▶ **What the task asks**: Write out all of the entries that follow, word for word, but skip the pictures.

▶ **Data extract**:

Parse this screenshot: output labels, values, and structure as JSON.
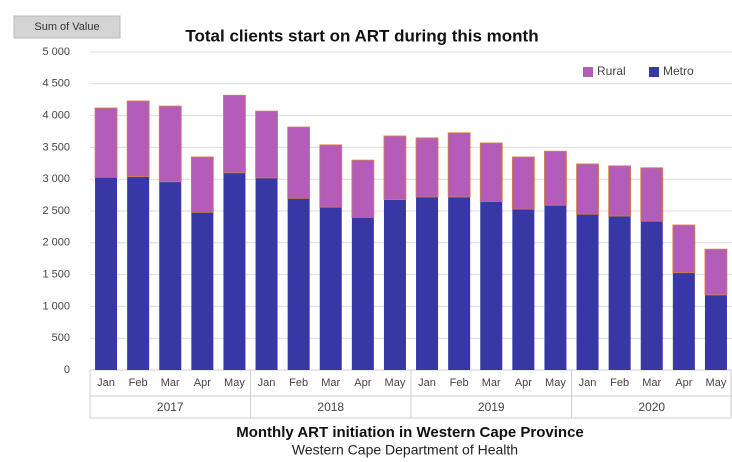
{
  "chart_data": {
    "type": "stacked_bar",
    "button": "Sum of Value",
    "title": "Total clients start on ART during this month",
    "categories": [
      "Jan",
      "Feb",
      "Mar",
      "Apr",
      "May",
      "Jan",
      "Feb",
      "Mar",
      "Apr",
      "May",
      "Jan",
      "Feb",
      "Mar",
      "Apr",
      "May",
      "Jan",
      "Feb",
      "Mar",
      "Apr",
      "May"
    ],
    "groups": [
      "2017",
      "2018",
      "2019",
      "2020"
    ],
    "series": [
      {
        "name": "Metro",
        "color": "#3737a6",
        "values": [
          3030,
          3040,
          2960,
          2480,
          3100,
          3020,
          2700,
          2560,
          2400,
          2680,
          2720,
          2720,
          2650,
          2530,
          2590,
          2450,
          2420,
          2340,
          1530,
          1180
        ]
      },
      {
        "name": "Rural",
        "color": "#b35db8",
        "values": [
          1090,
          1190,
          1190,
          870,
          1220,
          1050,
          1120,
          980,
          900,
          1000,
          930,
          1010,
          920,
          820,
          850,
          790,
          790,
          840,
          750,
          720
        ]
      }
    ],
    "ylim": [
      0,
      5000
    ],
    "yticks": [
      0,
      500,
      {
        "value": 1000,
        "label": "1 000"
      },
      {
        "value": 1500,
        "label": "1 500"
      },
      {
        "value": 2000,
        "label": "2 000"
      },
      {
        "value": 2500,
        "label": "2 500"
      },
      {
        "value": 3000,
        "label": "3 000"
      },
      {
        "value": 3500,
        "label": "3 500"
      },
      {
        "value": 4000,
        "label": "4 000"
      },
      {
        "value": 4500,
        "label": "4 500"
      },
      {
        "value": 5000,
        "label": "5 000"
      }
    ],
    "grid": true,
    "legend": "top-right",
    "caption": "Monthly ART initiation in Western Cape Province",
    "source": "Western Cape Department of Health"
  }
}
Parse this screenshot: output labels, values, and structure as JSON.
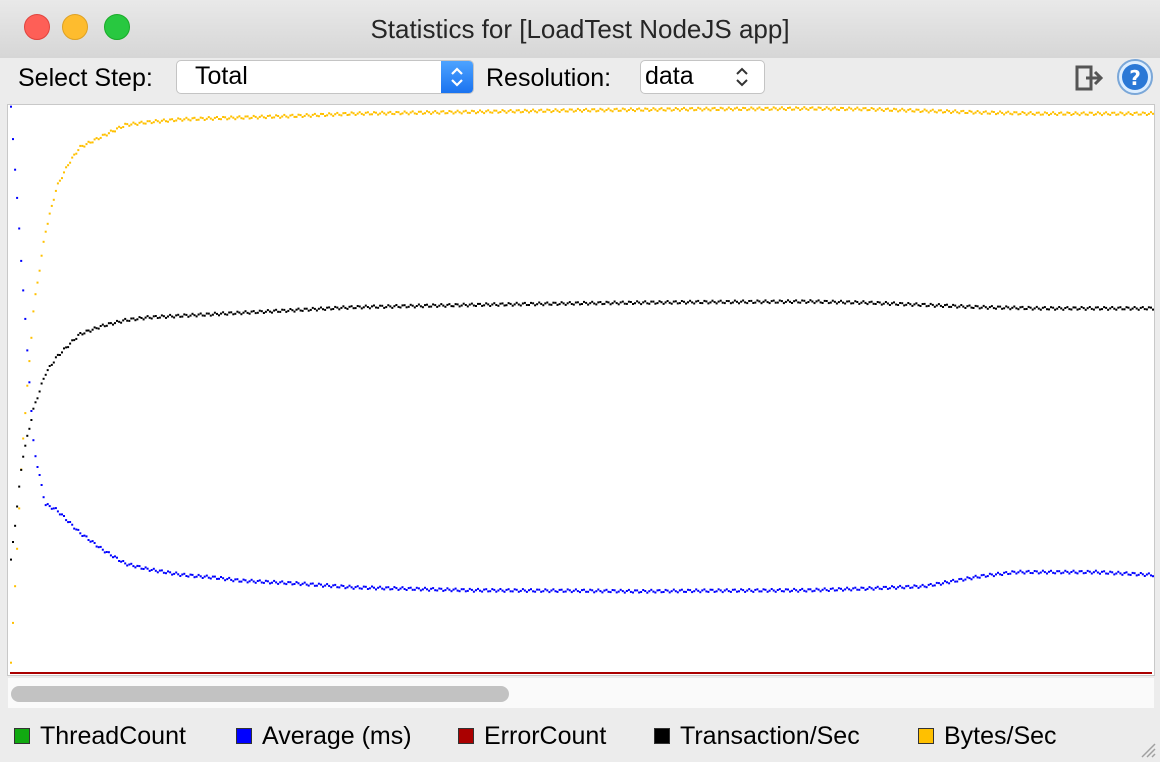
{
  "window": {
    "title": "Statistics for [LoadTest NodeJS app]"
  },
  "toolbar": {
    "select_step_label": "Select Step:",
    "select_step_value": "Total",
    "resolution_label": "Resolution:",
    "resolution_value": "data",
    "export_icon": "export-icon",
    "help_icon": "help-icon"
  },
  "legend": {
    "items": [
      {
        "label": "ThreadCount",
        "color": "#11aa11"
      },
      {
        "label": "Average (ms)",
        "color": "#0000ff"
      },
      {
        "label": "ErrorCount",
        "color": "#aa0000"
      },
      {
        "label": "Transaction/Sec",
        "color": "#000000"
      },
      {
        "label": "Bytes/Sec",
        "color": "#ffc000"
      }
    ]
  },
  "chart_data": {
    "type": "scatter",
    "grid": false,
    "legend_position": "bottom",
    "xlim": [
      0,
      100
    ],
    "ylim": [
      0,
      100
    ],
    "series": [
      {
        "name": "Bytes/Sec",
        "color": "#ffc000",
        "x": [
          0,
          1,
          2,
          3,
          4,
          5,
          6,
          8,
          10,
          12,
          15,
          20,
          25,
          30,
          40,
          50,
          60,
          70,
          75,
          80,
          85,
          90,
          95,
          100
        ],
        "y": [
          2,
          40,
          65,
          78,
          86,
          90,
          93,
          95,
          97,
          97.5,
          98,
          98.3,
          98.6,
          99,
          99.3,
          99.6,
          99.8,
          99.9,
          99.8,
          99.5,
          99.2,
          99,
          99,
          99
        ]
      },
      {
        "name": "Transaction/Sec",
        "color": "#000000",
        "x": [
          0,
          1,
          2,
          3,
          4,
          5,
          6,
          8,
          10,
          12,
          15,
          20,
          25,
          30,
          40,
          50,
          60,
          70,
          75,
          80,
          85,
          90,
          95,
          100
        ],
        "y": [
          20,
          38,
          47,
          53,
          56,
          58,
          60,
          61.5,
          62.5,
          63,
          63.3,
          63.8,
          64.3,
          64.8,
          65.2,
          65.5,
          65.7,
          65.8,
          65.6,
          65.2,
          64.8,
          64.6,
          64.6,
          64.6
        ]
      },
      {
        "name": "Average (ms)",
        "color": "#0000ff",
        "x": [
          0,
          1,
          2,
          3,
          4,
          5,
          6,
          8,
          10,
          12,
          15,
          18,
          20,
          25,
          30,
          40,
          50,
          55,
          60,
          70,
          75,
          80,
          85,
          88,
          90,
          95,
          100
        ],
        "y": [
          100,
          70,
          40,
          30,
          29,
          27,
          25,
          22,
          19.5,
          18.5,
          17.5,
          17,
          16.5,
          16,
          15.3,
          14.8,
          14.7,
          14.6,
          14.7,
          14.8,
          15.1,
          15.5,
          17.3,
          18,
          18,
          18,
          17.5
        ]
      },
      {
        "name": "ErrorCount",
        "color": "#aa0000",
        "x": [
          0,
          100
        ],
        "y": [
          0,
          0
        ]
      }
    ]
  }
}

▶ **Expected answer**:
Parse this screenshot: output labels, values, and structure as JSON.
{
  "chart_data": {
    "type": "stacked_bar",
    "button": "Sum of Value",
    "title": "Total clients start on ART during this month",
    "categories": [
      "Jan",
      "Feb",
      "Mar",
      "Apr",
      "May",
      "Jan",
      "Feb",
      "Mar",
      "Apr",
      "May",
      "Jan",
      "Feb",
      "Mar",
      "Apr",
      "May",
      "Jan",
      "Feb",
      "Mar",
      "Apr",
      "May"
    ],
    "groups": [
      "2017",
      "2018",
      "2019",
      "2020"
    ],
    "series": [
      {
        "name": "Metro",
        "color": "#3737a6",
        "values": [
          3030,
          3040,
          2960,
          2480,
          3100,
          3020,
          2700,
          2560,
          2400,
          2680,
          2720,
          2720,
          2650,
          2530,
          2590,
          2450,
          2420,
          2340,
          1530,
          1180
        ]
      },
      {
        "name": "Rural",
        "color": "#b35db8",
        "values": [
          1090,
          1190,
          1190,
          870,
          1220,
          1050,
          1120,
          980,
          900,
          1000,
          930,
          1010,
          920,
          820,
          850,
          790,
          790,
          840,
          750,
          720
        ]
      }
    ],
    "ylim": [
      0,
      5000
    ],
    "yticks": [
      0,
      500,
      {
        "value": 1000,
        "label": "1 000"
      },
      {
        "value": 1500,
        "label": "1 500"
      },
      {
        "value": 2000,
        "label": "2 000"
      },
      {
        "value": 2500,
        "label": "2 500"
      },
      {
        "value": 3000,
        "label": "3 000"
      },
      {
        "value": 3500,
        "label": "3 500"
      },
      {
        "value": 4000,
        "label": "4 000"
      },
      {
        "value": 4500,
        "label": "4 500"
      },
      {
        "value": 5000,
        "label": "5 000"
      }
    ],
    "grid": true,
    "legend": "top-right",
    "caption": "Monthly ART initiation in Western Cape Province",
    "source": "Western Cape Department of Health"
  }
}
Parse this screenshot: output labels, values, and structure as JSON.
{
  "window": {
    "title": "Statistics for [LoadTest NodeJS app]"
  },
  "toolbar": {
    "select_step_label": "Select Step:",
    "select_step_value": "Total",
    "resolution_label": "Resolution:",
    "resolution_value": "data",
    "export_icon": "export-icon",
    "help_icon": "help-icon"
  },
  "legend": {
    "items": [
      {
        "label": "ThreadCount",
        "color": "#11aa11"
      },
      {
        "label": "Average (ms)",
        "color": "#0000ff"
      },
      {
        "label": "ErrorCount",
        "color": "#aa0000"
      },
      {
        "label": "Transaction/Sec",
        "color": "#000000"
      },
      {
        "label": "Bytes/Sec",
        "color": "#ffc000"
      }
    ]
  },
  "chart_data": {
    "type": "scatter",
    "grid": false,
    "legend_position": "bottom",
    "xlim": [
      0,
      100
    ],
    "ylim": [
      0,
      100
    ],
    "series": [
      {
        "name": "Bytes/Sec",
        "color": "#ffc000",
        "x": [
          0,
          1,
          2,
          3,
          4,
          5,
          6,
          8,
          10,
          12,
          15,
          20,
          25,
          30,
          40,
          50,
          60,
          70,
          75,
          80,
          85,
          90,
          95,
          100
        ],
        "y": [
          2,
          40,
          65,
          78,
          86,
          90,
          93,
          95,
          97,
          97.5,
          98,
          98.3,
          98.6,
          99,
          99.3,
          99.6,
          99.8,
          99.9,
          99.8,
          99.5,
          99.2,
          99,
          99,
          99
        ]
      },
      {
        "name": "Transaction/Sec",
        "color": "#000000",
        "x": [
          0,
          1,
          2,
          3,
          4,
          5,
          6,
          8,
          10,
          12,
          15,
          20,
          25,
          30,
          40,
          50,
          60,
          70,
          75,
          80,
          85,
          90,
          95,
          100
        ],
        "y": [
          20,
          38,
          47,
          53,
          56,
          58,
          60,
          61.5,
          62.5,
          63,
          63.3,
          63.8,
          64.3,
          64.8,
          65.2,
          65.5,
          65.7,
          65.8,
          65.6,
          65.2,
          64.8,
          64.6,
          64.6,
          64.6
        ]
      },
      {
        "name": "Average (ms)",
        "color": "#0000ff",
        "x": [
          0,
          1,
          2,
          3,
          4,
          5,
          6,
          8,
          10,
          12,
          15,
          18,
          20,
          25,
          30,
          40,
          50,
          55,
          60,
          70,
          75,
          80,
          85,
          88,
          90,
          95,
          100
        ],
        "y": [
          100,
          70,
          40,
          30,
          29,
          27,
          25,
          22,
          19.5,
          18.5,
          17.5,
          17,
          16.5,
          16,
          15.3,
          14.8,
          14.7,
          14.6,
          14.7,
          14.8,
          15.1,
          15.5,
          17.3,
          18,
          18,
          18,
          17.5
        ]
      },
      {
        "name": "ErrorCount",
        "color": "#aa0000",
        "x": [
          0,
          100
        ],
        "y": [
          0,
          0
        ]
      }
    ]
  }
}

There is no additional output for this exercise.